# Task requirements
Check each line of the data for "true" and select those that have it.

# Data to process
★ ★ ★
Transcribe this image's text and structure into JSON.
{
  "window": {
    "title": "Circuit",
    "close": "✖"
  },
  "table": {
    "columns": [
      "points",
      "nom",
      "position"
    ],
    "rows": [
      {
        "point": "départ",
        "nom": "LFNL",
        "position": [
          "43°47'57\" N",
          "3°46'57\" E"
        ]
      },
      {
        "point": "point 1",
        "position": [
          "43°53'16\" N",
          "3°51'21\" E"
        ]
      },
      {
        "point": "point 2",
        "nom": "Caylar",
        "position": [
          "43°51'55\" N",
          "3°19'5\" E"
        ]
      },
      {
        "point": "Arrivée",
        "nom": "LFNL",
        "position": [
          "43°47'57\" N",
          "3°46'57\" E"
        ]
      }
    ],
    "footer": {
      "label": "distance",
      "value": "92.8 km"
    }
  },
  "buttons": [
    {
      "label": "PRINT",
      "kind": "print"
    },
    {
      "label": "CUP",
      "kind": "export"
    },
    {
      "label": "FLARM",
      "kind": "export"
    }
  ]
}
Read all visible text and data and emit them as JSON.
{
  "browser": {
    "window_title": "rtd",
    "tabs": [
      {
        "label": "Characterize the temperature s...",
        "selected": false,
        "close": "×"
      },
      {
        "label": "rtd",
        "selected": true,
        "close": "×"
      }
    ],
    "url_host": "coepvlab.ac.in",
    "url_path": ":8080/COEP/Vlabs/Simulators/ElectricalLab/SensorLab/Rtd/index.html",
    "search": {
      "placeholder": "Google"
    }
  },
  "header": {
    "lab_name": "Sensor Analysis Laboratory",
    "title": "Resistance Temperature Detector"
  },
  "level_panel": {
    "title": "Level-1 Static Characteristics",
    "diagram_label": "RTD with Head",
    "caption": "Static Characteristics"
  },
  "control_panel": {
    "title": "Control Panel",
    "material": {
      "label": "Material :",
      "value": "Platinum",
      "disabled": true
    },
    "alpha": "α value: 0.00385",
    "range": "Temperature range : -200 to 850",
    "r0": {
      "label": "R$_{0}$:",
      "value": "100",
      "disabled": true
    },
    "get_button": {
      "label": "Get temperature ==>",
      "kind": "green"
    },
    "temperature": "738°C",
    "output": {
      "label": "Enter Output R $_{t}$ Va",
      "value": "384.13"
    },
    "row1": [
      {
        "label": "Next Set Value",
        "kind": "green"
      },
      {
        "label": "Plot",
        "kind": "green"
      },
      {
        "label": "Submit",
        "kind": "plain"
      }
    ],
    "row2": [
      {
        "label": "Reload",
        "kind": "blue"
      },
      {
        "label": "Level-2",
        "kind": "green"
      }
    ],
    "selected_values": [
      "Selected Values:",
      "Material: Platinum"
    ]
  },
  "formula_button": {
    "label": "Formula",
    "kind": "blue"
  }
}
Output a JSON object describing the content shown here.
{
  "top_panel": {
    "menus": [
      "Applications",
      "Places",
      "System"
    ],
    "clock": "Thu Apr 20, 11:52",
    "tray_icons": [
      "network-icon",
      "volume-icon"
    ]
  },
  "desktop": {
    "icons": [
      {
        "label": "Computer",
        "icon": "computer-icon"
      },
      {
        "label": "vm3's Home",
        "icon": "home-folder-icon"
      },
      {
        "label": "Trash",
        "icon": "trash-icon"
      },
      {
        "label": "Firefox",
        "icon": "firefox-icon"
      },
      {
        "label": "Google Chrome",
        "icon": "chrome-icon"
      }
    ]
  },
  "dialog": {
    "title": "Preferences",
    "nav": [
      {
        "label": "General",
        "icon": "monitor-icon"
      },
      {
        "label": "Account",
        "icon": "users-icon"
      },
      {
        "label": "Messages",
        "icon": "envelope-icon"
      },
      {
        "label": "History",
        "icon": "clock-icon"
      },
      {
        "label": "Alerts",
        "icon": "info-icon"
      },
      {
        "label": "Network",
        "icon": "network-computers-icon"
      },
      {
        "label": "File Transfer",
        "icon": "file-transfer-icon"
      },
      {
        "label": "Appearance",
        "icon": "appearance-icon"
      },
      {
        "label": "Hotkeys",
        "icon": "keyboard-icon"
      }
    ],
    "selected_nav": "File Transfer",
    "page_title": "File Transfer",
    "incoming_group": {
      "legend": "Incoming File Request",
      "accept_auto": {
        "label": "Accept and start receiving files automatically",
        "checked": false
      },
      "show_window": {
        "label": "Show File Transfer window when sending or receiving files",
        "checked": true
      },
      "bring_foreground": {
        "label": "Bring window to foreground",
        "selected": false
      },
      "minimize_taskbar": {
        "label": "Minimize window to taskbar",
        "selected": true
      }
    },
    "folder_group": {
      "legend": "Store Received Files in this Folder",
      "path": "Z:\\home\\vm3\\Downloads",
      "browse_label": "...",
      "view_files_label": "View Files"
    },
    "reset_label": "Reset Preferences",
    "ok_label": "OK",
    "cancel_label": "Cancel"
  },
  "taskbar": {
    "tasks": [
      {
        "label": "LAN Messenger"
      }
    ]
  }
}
★ ★ ★
# Answer in full
        "selected": true,
      "disabled": true
      "disabled": true
        "checked": true
        "selected": true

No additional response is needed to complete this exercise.